MATERIAL TO PROCESS =>

· · · ·

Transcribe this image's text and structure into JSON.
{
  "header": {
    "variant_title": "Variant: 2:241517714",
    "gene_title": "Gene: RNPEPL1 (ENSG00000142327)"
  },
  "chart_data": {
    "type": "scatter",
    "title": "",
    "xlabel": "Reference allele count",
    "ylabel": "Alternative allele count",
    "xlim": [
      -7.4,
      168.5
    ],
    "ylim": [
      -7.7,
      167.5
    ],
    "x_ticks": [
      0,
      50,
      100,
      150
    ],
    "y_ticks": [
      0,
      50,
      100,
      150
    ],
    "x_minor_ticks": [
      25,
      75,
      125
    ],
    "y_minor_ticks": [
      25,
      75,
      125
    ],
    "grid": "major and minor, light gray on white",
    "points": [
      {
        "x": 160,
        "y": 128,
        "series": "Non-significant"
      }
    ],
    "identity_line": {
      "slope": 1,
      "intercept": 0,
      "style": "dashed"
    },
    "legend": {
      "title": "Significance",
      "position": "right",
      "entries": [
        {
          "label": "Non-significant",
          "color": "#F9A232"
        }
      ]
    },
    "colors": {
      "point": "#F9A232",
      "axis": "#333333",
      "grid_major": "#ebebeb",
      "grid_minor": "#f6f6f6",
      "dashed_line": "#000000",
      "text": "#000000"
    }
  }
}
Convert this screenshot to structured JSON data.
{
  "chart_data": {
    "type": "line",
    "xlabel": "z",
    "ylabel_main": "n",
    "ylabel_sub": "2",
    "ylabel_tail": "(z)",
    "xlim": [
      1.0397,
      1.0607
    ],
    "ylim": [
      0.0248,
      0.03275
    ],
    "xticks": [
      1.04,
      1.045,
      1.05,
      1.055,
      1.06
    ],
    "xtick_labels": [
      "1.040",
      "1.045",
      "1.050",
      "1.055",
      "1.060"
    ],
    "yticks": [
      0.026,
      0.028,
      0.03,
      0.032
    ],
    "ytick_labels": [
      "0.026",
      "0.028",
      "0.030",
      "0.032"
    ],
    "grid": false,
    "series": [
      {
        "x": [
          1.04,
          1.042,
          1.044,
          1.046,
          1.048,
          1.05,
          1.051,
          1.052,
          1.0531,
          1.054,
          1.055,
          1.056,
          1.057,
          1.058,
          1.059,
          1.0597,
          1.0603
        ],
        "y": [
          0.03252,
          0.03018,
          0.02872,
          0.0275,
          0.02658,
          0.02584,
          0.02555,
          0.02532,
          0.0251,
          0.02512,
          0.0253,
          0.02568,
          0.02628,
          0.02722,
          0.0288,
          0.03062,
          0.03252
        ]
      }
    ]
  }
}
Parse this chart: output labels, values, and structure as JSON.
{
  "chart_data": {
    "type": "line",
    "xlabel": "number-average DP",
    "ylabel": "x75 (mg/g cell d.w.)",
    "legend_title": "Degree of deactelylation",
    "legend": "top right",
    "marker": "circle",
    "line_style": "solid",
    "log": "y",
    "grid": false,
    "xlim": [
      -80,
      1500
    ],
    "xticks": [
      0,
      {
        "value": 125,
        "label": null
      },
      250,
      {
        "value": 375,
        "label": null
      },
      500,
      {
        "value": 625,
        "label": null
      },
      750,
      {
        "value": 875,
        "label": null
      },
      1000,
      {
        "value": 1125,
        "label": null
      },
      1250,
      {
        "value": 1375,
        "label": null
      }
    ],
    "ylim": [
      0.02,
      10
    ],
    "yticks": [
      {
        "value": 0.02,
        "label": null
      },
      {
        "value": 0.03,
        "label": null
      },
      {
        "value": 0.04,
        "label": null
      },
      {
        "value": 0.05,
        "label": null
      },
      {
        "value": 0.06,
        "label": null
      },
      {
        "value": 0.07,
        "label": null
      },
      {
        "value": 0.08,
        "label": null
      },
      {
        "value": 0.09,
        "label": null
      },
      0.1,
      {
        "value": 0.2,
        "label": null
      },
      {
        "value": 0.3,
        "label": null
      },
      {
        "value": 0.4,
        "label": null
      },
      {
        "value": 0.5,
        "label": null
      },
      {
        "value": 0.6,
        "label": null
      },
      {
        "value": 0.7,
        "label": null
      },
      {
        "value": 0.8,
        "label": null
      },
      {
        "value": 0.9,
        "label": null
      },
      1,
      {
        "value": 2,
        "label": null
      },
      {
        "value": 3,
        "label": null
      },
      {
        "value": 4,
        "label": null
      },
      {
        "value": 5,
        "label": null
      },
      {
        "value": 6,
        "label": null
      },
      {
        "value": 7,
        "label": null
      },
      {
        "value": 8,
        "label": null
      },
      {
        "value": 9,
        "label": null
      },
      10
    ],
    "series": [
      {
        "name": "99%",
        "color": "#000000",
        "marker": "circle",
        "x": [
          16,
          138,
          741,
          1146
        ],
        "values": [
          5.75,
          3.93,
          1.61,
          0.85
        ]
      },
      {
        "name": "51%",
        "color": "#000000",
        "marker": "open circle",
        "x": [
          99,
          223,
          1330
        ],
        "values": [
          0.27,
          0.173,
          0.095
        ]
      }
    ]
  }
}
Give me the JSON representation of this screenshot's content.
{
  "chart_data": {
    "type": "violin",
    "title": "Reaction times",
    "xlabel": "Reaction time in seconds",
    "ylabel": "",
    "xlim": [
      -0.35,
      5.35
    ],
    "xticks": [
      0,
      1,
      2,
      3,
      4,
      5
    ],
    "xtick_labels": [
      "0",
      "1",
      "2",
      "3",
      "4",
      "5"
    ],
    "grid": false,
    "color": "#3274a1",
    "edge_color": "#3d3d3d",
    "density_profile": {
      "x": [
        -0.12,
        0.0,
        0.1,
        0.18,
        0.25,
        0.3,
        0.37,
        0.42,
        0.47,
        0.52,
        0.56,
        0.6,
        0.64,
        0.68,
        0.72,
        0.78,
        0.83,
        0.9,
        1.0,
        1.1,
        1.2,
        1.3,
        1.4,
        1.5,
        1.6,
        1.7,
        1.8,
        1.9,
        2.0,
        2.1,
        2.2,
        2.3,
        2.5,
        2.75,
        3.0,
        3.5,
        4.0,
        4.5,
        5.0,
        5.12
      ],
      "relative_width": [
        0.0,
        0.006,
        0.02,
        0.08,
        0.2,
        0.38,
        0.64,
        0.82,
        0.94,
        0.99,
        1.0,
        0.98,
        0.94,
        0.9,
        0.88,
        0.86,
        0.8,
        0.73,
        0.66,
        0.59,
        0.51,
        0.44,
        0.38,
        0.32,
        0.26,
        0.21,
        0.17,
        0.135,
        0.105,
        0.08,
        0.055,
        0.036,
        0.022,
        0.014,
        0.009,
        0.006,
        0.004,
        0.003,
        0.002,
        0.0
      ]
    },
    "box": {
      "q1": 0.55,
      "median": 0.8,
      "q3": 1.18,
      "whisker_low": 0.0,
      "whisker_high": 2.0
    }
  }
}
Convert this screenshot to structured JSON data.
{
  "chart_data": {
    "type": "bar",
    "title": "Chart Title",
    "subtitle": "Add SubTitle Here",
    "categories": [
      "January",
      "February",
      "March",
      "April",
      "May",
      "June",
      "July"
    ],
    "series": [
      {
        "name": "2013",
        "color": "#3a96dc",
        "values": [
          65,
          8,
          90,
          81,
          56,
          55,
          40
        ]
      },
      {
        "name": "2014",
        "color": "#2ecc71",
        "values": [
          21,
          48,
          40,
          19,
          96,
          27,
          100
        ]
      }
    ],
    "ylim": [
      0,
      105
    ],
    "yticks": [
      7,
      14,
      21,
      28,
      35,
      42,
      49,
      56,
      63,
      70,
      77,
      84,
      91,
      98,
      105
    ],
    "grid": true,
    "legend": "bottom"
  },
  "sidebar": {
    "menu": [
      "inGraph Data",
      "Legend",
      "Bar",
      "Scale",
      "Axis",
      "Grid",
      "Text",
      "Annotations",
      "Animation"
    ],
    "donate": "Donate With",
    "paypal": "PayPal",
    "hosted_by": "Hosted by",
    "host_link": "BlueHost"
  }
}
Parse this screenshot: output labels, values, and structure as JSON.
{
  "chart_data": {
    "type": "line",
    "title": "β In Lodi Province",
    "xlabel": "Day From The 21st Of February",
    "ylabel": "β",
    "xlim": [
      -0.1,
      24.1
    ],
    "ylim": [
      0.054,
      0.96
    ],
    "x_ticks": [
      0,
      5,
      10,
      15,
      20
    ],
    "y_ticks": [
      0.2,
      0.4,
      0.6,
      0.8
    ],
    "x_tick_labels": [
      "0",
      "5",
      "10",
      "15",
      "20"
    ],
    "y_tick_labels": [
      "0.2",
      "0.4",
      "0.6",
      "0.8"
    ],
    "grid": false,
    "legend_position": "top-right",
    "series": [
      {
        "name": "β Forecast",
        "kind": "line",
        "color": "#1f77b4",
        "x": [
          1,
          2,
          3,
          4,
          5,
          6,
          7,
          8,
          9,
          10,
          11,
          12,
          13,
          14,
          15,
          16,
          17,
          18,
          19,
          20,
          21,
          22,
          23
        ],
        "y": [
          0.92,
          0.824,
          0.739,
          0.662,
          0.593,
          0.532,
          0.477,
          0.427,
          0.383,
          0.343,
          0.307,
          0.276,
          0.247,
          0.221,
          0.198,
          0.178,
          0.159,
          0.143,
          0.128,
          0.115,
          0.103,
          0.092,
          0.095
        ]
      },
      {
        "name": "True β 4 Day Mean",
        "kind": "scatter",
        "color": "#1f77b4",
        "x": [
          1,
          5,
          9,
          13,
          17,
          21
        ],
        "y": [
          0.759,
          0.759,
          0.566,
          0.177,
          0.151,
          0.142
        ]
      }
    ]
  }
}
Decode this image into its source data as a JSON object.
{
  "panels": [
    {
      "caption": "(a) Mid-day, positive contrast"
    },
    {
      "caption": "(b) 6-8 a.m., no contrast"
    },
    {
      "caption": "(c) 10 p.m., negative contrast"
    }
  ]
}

· · · ·

TASK => Repeat only what runs from the line holding "Decode this image" to the end of the data, keeping every line exactly as written, first and last included.

ANSWER BELOW =>
Decode this image into its source data as a JSON object.
{
  "panels": [
    {
      "caption": "(a) Mid-day, positive contrast"
    },
    {
      "caption": "(b) 6-8 a.m., no contrast"
    },
    {
      "caption": "(c) 10 p.m., negative contrast"
    }
  ]
}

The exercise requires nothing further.